_DIRECTIONS_.
Every line holding the word "Endolacrimal" counts once. Give the total, nothing more.
--- BEGIN ---
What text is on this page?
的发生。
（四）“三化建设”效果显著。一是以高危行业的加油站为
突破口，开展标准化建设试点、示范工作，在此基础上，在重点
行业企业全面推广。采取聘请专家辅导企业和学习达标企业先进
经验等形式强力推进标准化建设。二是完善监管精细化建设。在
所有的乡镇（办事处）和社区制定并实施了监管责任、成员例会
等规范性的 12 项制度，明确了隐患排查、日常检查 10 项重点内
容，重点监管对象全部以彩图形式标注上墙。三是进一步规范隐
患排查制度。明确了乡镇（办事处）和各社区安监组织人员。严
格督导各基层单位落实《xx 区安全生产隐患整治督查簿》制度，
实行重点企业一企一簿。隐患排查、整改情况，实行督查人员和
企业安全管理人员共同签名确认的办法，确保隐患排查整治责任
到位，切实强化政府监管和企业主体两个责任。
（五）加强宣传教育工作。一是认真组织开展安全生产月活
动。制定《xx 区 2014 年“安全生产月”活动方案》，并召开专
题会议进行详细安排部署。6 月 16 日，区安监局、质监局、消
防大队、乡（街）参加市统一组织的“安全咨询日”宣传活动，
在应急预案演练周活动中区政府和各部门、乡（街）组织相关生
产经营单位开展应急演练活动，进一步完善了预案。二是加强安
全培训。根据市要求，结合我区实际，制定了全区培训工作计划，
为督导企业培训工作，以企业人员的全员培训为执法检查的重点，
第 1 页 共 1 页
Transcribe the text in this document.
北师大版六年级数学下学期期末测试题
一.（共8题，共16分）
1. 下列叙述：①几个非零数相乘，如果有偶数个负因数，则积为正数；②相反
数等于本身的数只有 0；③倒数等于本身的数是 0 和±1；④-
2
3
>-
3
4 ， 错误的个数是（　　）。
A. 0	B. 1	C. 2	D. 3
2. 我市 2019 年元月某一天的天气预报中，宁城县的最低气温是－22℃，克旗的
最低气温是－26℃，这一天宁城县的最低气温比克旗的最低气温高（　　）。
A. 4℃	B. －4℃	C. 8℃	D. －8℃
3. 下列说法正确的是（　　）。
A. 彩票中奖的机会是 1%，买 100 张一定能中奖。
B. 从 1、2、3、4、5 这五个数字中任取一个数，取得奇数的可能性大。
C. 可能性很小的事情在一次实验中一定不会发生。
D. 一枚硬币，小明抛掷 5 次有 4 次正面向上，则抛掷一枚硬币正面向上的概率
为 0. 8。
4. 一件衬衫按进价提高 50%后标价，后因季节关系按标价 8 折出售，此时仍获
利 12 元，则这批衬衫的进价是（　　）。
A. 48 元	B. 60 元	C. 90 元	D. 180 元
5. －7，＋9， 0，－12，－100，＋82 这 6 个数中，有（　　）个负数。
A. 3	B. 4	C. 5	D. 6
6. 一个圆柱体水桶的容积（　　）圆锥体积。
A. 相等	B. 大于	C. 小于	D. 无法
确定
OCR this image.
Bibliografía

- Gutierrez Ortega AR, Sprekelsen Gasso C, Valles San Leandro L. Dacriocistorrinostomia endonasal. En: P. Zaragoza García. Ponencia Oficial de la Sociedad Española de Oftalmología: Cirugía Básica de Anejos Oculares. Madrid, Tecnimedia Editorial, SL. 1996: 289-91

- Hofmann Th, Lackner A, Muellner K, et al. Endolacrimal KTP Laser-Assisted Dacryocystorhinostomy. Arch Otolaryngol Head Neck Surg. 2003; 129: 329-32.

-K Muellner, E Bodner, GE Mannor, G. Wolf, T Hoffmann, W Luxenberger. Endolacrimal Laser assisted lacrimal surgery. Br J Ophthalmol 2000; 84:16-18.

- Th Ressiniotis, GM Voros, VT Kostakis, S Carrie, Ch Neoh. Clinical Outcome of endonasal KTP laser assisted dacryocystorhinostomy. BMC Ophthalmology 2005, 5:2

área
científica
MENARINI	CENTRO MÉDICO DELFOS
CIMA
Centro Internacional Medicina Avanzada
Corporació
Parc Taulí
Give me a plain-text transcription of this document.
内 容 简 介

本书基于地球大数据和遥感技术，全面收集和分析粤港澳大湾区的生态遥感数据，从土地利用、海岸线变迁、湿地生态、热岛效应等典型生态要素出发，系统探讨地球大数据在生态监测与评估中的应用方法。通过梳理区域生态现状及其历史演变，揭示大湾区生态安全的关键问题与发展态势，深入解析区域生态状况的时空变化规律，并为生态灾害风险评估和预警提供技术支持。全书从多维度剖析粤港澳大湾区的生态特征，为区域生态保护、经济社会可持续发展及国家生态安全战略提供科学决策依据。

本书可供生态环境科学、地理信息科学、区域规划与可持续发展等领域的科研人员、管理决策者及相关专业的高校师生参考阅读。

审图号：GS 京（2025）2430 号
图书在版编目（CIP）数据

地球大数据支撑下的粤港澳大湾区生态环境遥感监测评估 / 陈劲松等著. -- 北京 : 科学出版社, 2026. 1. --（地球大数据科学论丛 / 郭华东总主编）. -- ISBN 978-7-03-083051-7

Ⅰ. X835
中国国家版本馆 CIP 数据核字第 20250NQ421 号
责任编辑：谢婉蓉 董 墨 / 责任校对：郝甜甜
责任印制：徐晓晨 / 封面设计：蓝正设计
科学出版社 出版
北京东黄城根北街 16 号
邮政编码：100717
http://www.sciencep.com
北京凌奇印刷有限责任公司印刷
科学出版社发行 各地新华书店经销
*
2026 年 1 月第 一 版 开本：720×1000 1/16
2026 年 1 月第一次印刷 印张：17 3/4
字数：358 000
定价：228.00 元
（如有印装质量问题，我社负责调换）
--- END ---
_TASK OUTPUT_.
2